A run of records
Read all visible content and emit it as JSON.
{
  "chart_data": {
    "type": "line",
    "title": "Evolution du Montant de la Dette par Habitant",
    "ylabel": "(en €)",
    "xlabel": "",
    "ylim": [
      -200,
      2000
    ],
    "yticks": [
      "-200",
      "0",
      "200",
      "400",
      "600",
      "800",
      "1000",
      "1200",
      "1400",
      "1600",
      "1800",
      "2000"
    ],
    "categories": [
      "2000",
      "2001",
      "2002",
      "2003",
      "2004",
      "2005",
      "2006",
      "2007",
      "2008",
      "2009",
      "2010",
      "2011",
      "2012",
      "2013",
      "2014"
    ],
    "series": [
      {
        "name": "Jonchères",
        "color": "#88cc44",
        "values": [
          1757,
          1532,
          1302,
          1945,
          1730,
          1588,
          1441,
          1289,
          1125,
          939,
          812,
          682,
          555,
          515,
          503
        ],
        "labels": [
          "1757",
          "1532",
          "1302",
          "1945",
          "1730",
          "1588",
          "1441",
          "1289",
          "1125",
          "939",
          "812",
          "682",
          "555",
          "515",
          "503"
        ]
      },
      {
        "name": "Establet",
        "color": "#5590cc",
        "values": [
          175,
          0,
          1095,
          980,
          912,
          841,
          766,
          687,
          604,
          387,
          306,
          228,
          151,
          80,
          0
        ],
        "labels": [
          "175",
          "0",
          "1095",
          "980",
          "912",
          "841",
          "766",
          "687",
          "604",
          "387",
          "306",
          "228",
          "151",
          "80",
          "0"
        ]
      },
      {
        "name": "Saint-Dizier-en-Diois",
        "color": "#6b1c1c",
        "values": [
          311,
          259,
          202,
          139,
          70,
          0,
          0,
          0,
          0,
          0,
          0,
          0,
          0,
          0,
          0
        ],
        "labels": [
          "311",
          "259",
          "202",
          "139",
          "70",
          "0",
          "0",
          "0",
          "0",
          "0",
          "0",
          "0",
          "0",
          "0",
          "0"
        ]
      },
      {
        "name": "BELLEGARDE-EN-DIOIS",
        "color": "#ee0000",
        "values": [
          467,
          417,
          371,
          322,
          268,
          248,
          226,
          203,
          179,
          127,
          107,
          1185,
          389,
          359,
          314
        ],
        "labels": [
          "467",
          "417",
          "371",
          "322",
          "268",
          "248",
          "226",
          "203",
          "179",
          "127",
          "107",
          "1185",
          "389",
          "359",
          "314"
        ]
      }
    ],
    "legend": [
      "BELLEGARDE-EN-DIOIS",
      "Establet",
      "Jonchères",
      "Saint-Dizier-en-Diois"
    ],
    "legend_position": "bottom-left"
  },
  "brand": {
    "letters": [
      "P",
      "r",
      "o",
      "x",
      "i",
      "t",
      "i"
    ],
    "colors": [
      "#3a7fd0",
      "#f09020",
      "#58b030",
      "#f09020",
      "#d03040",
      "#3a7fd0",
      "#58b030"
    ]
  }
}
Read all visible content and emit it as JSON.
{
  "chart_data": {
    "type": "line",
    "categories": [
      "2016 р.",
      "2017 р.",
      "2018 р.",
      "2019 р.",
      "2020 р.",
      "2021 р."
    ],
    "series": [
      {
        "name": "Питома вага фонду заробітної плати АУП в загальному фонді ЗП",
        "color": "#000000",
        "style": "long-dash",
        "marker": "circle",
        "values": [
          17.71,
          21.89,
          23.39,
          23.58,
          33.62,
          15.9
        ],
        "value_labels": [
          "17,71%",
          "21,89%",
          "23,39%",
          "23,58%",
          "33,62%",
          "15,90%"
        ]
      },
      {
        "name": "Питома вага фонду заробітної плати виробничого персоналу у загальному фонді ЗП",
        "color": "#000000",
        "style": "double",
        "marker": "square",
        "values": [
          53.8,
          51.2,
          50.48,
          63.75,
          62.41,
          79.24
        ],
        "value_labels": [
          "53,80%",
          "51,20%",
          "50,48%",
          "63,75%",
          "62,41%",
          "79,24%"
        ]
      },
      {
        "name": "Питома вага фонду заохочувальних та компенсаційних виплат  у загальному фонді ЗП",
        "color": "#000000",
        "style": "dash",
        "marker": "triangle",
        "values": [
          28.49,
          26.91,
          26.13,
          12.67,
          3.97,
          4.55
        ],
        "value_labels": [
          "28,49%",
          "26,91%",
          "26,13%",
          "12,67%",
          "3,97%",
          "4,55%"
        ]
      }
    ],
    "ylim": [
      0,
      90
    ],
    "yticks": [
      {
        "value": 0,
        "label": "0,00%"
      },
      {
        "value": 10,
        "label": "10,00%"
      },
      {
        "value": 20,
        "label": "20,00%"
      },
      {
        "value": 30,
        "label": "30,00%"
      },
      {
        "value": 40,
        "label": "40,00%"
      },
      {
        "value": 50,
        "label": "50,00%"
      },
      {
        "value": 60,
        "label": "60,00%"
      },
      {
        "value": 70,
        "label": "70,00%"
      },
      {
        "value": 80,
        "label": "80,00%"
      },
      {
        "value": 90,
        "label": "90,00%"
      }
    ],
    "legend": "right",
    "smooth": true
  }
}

**Exercise goal:** Out of the preceding entries, pull every line containing the string "Dizier".

**Exercise response:**
        "name": "Saint-Dizier-en-Diois",
      "Saint-Dizier-en-Diois"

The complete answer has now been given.